**WHAT TO WORK ON:** Output all of the data below exactly as given.

▬▬▬

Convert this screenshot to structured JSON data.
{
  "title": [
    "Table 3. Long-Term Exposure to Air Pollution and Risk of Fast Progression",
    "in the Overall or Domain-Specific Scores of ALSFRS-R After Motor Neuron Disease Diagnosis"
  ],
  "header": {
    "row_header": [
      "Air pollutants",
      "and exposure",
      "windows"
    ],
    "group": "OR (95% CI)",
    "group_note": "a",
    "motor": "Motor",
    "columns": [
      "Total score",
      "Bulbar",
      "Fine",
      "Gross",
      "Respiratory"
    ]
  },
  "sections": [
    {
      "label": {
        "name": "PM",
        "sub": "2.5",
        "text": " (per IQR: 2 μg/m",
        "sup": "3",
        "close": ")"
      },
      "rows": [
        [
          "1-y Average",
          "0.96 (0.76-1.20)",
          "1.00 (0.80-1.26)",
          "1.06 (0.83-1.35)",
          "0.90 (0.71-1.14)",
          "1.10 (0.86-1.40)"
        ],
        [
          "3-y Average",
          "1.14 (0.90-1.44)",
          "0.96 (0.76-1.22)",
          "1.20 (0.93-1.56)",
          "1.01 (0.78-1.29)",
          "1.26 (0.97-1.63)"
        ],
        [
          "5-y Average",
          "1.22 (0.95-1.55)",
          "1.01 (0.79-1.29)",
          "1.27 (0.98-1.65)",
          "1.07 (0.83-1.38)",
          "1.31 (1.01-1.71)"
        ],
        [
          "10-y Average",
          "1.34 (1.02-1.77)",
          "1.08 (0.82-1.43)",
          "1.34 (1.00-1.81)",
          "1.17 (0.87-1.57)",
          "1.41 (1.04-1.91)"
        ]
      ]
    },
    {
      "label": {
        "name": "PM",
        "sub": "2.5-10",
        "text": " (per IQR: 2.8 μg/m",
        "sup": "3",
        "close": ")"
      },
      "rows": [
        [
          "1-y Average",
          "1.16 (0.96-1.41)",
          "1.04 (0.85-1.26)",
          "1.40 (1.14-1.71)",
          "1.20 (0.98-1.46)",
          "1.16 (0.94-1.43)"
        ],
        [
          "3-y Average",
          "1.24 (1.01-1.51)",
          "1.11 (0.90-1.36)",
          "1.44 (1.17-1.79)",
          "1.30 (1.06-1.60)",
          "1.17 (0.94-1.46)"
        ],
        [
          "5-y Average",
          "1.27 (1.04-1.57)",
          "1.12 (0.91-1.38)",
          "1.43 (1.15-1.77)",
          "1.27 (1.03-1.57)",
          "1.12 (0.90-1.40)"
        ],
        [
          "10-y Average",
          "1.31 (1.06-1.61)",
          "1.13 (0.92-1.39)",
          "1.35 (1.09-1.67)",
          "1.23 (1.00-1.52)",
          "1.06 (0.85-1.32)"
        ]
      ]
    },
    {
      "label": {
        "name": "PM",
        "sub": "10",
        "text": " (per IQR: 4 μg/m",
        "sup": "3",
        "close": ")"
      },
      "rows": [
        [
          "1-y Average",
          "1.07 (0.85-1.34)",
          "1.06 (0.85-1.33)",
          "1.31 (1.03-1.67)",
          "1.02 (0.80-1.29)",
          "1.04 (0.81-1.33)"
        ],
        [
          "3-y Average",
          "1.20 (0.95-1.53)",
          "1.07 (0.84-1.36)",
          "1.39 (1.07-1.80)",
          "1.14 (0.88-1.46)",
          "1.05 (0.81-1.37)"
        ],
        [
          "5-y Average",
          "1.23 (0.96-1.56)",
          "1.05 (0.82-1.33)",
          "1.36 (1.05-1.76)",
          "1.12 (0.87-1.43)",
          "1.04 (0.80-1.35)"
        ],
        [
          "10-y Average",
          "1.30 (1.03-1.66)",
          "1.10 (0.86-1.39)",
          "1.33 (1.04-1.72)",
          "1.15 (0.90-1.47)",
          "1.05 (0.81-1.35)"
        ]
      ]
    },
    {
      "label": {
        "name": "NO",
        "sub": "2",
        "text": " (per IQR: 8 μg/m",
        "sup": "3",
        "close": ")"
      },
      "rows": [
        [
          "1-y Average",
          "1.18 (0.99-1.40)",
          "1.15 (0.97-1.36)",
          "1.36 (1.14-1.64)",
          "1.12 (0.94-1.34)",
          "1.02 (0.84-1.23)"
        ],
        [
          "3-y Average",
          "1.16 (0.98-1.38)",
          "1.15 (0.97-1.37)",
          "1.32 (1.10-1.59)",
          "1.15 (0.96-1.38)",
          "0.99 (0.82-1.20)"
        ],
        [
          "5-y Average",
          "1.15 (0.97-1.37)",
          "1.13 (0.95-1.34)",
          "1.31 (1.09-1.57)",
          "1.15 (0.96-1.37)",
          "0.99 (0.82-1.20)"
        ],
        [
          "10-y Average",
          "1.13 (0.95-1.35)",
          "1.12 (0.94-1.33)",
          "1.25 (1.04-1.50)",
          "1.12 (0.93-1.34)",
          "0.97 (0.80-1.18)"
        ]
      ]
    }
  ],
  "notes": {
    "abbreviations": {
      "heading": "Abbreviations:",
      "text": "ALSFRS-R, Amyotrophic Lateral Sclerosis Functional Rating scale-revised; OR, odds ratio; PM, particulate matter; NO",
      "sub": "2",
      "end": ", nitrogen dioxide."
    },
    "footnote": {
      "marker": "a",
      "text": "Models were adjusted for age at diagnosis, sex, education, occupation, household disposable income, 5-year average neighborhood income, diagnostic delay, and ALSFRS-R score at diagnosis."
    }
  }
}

▬▬▬

**RESULT OF THE EXERCISE:**
Convert this screenshot to structured JSON data.
{
  "title": [
    "Table 3. Long-Term Exposure to Air Pollution and Risk of Fast Progression",
    "in the Overall or Domain-Specific Scores of ALSFRS-R After Motor Neuron Disease Diagnosis"
  ],
  "header": {
    "row_header": [
      "Air pollutants",
      "and exposure",
      "windows"
    ],
    "group": "OR (95% CI)",
    "group_note": "a",
    "motor": "Motor",
    "columns": [
      "Total score",
      "Bulbar",
      "Fine",
      "Gross",
      "Respiratory"
    ]
  },
  "sections": [
    {
      "label": {
        "name": "PM",
        "sub": "2.5",
        "text": " (per IQR: 2 μg/m",
        "sup": "3",
        "close": ")"
      },
      "rows": [
        [
          "1-y Average",
          "0.96 (0.76-1.20)",
          "1.00 (0.80-1.26)",
          "1.06 (0.83-1.35)",
          "0.90 (0.71-1.14)",
          "1.10 (0.86-1.40)"
        ],
        [
          "3-y Average",
          "1.14 (0.90-1.44)",
          "0.96 (0.76-1.22)",
          "1.20 (0.93-1.56)",
          "1.01 (0.78-1.29)",
          "1.26 (0.97-1.63)"
        ],
        [
          "5-y Average",
          "1.22 (0.95-1.55)",
          "1.01 (0.79-1.29)",
          "1.27 (0.98-1.65)",
          "1.07 (0.83-1.38)",
          "1.31 (1.01-1.71)"
        ],
        [
          "10-y Average",
          "1.34 (1.02-1.77)",
          "1.08 (0.82-1.43)",
          "1.34 (1.00-1.81)",
          "1.17 (0.87-1.57)",
          "1.41 (1.04-1.91)"
        ]
      ]
    },
    {
      "label": {
        "name": "PM",
        "sub": "2.5-10",
        "text": " (per IQR: 2.8 μg/m",
        "sup": "3",
        "close": ")"
      },
      "rows": [
        [
          "1-y Average",
          "1.16 (0.96-1.41)",
          "1.04 (0.85-1.26)",
          "1.40 (1.14-1.71)",
          "1.20 (0.98-1.46)",
          "1.16 (0.94-1.43)"
        ],
        [
          "3-y Average",
          "1.24 (1.01-1.51)",
          "1.11 (0.90-1.36)",
          "1.44 (1.17-1.79)",
          "1.30 (1.06-1.60)",
          "1.17 (0.94-1.46)"
        ],
        [
          "5-y Average",
          "1.27 (1.04-1.57)",
          "1.12 (0.91-1.38)",
          "1.43 (1.15-1.77)",
          "1.27 (1.03-1.57)",
          "1.12 (0.90-1.40)"
        ],
        [
          "10-y Average",
          "1.31 (1.06-1.61)",
          "1.13 (0.92-1.39)",
          "1.35 (1.09-1.67)",
          "1.23 (1.00-1.52)",
          "1.06 (0.85-1.32)"
        ]
      ]
    },
    {
      "label": {
        "name": "PM",
        "sub": "10",
        "text": " (per IQR: 4 μg/m",
        "sup": "3",
        "close": ")"
      },
      "rows": [
        [
          "1-y Average",
          "1.07 (0.85-1.34)",
          "1.06 (0.85-1.33)",
          "1.31 (1.03-1.67)",
          "1.02 (0.80-1.29)",
          "1.04 (0.81-1.33)"
        ],
        [
          "3-y Average",
          "1.20 (0.95-1.53)",
          "1.07 (0.84-1.36)",
          "1.39 (1.07-1.80)",
          "1.14 (0.88-1.46)",
          "1.05 (0.81-1.37)"
        ],
        [
          "5-y Average",
          "1.23 (0.96-1.56)",
          "1.05 (0.82-1.33)",
          "1.36 (1.05-1.76)",
          "1.12 (0.87-1.43)",
          "1.04 (0.80-1.35)"
        ],
        [
          "10-y Average",
          "1.30 (1.03-1.66)",
          "1.10 (0.86-1.39)",
          "1.33 (1.04-1.72)",
          "1.15 (0.90-1.47)",
          "1.05 (0.81-1.35)"
        ]
      ]
    },
    {
      "label": {
        "name": "NO",
        "sub": "2",
        "text": " (per IQR: 8 μg/m",
        "sup": "3",
        "close": ")"
      },
      "rows": [
        [
          "1-y Average",
          "1.18 (0.99-1.40)",
          "1.15 (0.97-1.36)",
          "1.36 (1.14-1.64)",
          "1.12 (0.94-1.34)",
          "1.02 (0.84-1.23)"
        ],
        [
          "3-y Average",
          "1.16 (0.98-1.38)",
          "1.15 (0.97-1.37)",
          "1.32 (1.10-1.59)",
          "1.15 (0.96-1.38)",
          "0.99 (0.82-1.20)"
        ],
        [
          "5-y Average",
          "1.15 (0.97-1.37)",
          "1.13 (0.95-1.34)",
          "1.31 (1.09-1.57)",
          "1.15 (0.96-1.37)",
          "0.99 (0.82-1.20)"
        ],
        [
          "10-y Average",
          "1.13 (0.95-1.35)",
          "1.12 (0.94-1.33)",
          "1.25 (1.04-1.50)",
          "1.12 (0.93-1.34)",
          "0.97 (0.80-1.18)"
        ]
      ]
    }
  ],
  "notes": {
    "abbreviations": {
      "heading": "Abbreviations:",
      "text": "ALSFRS-R, Amyotrophic Lateral Sclerosis Functional Rating scale-revised; OR, odds ratio; PM, particulate matter; NO",
      "sub": "2",
      "end": ", nitrogen dioxide."
    },
    "footnote": {
      "marker": "a",
      "text": "Models were adjusted for age at diagnosis, sex, education, occupation, household disposable income, 5-year average neighborhood income, diagnostic delay, and ALSFRS-R score at diagnosis."
    }
  }
}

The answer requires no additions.